● **Written problem**:
Your task is to repeat the listing exactly.

● **Data entries**:

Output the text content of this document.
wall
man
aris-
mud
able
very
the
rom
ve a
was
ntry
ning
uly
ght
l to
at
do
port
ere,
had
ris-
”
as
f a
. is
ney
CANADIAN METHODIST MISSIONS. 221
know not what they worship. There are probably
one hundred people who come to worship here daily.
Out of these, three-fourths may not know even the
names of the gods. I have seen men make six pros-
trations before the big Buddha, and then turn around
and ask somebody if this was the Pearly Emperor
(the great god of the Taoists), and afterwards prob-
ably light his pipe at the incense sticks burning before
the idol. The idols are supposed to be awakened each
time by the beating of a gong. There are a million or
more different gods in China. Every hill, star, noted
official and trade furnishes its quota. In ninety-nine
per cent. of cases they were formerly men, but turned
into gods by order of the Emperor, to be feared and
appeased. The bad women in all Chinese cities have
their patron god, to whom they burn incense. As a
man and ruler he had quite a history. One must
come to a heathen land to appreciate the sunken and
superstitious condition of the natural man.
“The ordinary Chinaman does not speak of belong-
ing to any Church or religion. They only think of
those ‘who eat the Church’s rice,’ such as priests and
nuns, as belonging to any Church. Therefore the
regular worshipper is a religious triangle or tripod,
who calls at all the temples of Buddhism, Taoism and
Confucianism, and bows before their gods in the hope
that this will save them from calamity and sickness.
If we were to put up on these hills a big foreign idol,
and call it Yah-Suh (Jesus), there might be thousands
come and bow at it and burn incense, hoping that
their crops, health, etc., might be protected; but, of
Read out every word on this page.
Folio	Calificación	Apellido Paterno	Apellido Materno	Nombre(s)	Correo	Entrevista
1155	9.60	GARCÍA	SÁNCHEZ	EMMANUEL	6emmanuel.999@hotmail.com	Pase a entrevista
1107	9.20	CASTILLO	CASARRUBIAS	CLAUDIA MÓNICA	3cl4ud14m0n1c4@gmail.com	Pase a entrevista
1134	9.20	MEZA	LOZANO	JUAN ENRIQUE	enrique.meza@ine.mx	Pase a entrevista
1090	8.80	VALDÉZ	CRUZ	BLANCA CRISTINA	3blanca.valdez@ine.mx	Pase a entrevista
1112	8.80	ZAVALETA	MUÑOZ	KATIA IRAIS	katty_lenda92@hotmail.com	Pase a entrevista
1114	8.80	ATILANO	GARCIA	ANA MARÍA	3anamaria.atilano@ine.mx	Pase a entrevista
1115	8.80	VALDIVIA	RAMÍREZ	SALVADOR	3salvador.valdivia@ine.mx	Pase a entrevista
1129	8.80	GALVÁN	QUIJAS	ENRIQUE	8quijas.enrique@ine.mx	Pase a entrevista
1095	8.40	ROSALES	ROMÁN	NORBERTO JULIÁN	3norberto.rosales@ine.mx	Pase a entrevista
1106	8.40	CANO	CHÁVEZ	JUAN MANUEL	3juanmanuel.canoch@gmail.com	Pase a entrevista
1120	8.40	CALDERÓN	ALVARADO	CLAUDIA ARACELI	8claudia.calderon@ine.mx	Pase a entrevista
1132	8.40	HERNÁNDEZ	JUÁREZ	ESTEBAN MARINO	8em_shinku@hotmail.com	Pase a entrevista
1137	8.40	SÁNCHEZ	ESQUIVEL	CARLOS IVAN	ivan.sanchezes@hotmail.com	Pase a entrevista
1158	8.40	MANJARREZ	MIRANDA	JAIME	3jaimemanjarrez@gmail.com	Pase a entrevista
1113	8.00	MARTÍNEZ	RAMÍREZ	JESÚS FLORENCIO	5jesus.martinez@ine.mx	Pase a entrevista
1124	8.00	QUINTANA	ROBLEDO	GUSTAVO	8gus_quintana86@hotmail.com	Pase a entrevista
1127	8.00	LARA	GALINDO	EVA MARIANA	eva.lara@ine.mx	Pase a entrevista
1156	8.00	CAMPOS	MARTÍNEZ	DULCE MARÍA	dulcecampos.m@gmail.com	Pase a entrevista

● **Full output**:
Output the text content of this document.
wall
man
aris-
mud
able
very
the
rom
ve a
was
ntry
ning
uly
ght
l to
at
do
port
ere,
had
ris-
”
as
f a
. is
ney
CANADIAN METHODIST MISSIONS. 221
know not what they worship. There are probably
one hundred people who come to worship here daily.
Out of these, three-fourths may not know even the
names of the gods. I have seen men make six pros-
trations before the big Buddha, and then turn around
and ask somebody if this was the Pearly Emperor
(the great god of the Taoists), and afterwards prob-
ably light his pipe at the incense sticks burning before
the idol. The idols are supposed to be awakened each
time by the beating of a gong. There are a million or
more different gods in China. Every hill, star, noted
official and trade furnishes its quota. In ninety-nine
per cent. of cases they were formerly men, but turned
into gods by order of the Emperor, to be feared and
appeased. The bad women in all Chinese cities have
their patron god, to whom they burn incense. As a
man and ruler he had quite a history. One must
come to a heathen land to appreciate the sunken and
superstitious condition of the natural man.
“The ordinary Chinaman does not speak of belong-
ing to any Church or religion. They only think of
those ‘who eat the Church’s rice,’ such as priests and
nuns, as belonging to any Church. Therefore the
regular worshipper is a religious triangle or tripod,
who calls at all the temples of Buddhism, Taoism and
Confucianism, and bows before their gods in the hope
that this will save them from calamity and sickness.
If we were to put up on these hills a big foreign idol,
and call it Yah-Suh (Jesus), there might be thousands
come and bow at it and burn incense, hoping that
their crops, health, etc., might be protected; but, of
Read out every word on this page.
Folio	Calificación	Apellido Paterno	Apellido Materno	Nombre(s)	Correo	Entrevista
1155	9.60	GARCÍA	SÁNCHEZ	EMMANUEL	6emmanuel.999@hotmail.com	Pase a entrevista
1107	9.20	CASTILLO	CASARRUBIAS	CLAUDIA MÓNICA	3cl4ud14m0n1c4@gmail.com	Pase a entrevista
1134	9.20	MEZA	LOZANO	JUAN ENRIQUE	enrique.meza@ine.mx	Pase a entrevista
1090	8.80	VALDÉZ	CRUZ	BLANCA CRISTINA	3blanca.valdez@ine.mx	Pase a entrevista
1112	8.80	ZAVALETA	MUÑOZ	KATIA IRAIS	katty_lenda92@hotmail.com	Pase a entrevista
1114	8.80	ATILANO	GARCIA	ANA MARÍA	3anamaria.atilano@ine.mx	Pase a entrevista
1115	8.80	VALDIVIA	RAMÍREZ	SALVADOR	3salvador.valdivia@ine.mx	Pase a entrevista
1129	8.80	GALVÁN	QUIJAS	ENRIQUE	8quijas.enrique@ine.mx	Pase a entrevista
1095	8.40	ROSALES	ROMÁN	NORBERTO JULIÁN	3norberto.rosales@ine.mx	Pase a entrevista
1106	8.40	CANO	CHÁVEZ	JUAN MANUEL	3juanmanuel.canoch@gmail.com	Pase a entrevista
1120	8.40	CALDERÓN	ALVARADO	CLAUDIA ARACELI	8claudia.calderon@ine.mx	Pase a entrevista
1132	8.40	HERNÁNDEZ	JUÁREZ	ESTEBAN MARINO	8em_shinku@hotmail.com	Pase a entrevista
1137	8.40	SÁNCHEZ	ESQUIVEL	CARLOS IVAN	ivan.sanchezes@hotmail.com	Pase a entrevista
1158	8.40	MANJARREZ	MIRANDA	JAIME	3jaimemanjarrez@gmail.com	Pase a entrevista
1113	8.00	MARTÍNEZ	RAMÍREZ	JESÚS FLORENCIO	5jesus.martinez@ine.mx	Pase a entrevista
1124	8.00	QUINTANA	ROBLEDO	GUSTAVO	8gus_quintana86@hotmail.com	Pase a entrevista
1127	8.00	LARA	GALINDO	EVA MARIANA	eva.lara@ine.mx	Pase a entrevista
1156	8.00	CAMPOS	MARTÍNEZ	DULCE MARÍA	dulcecampos.m@gmail.com	Pase a entrevista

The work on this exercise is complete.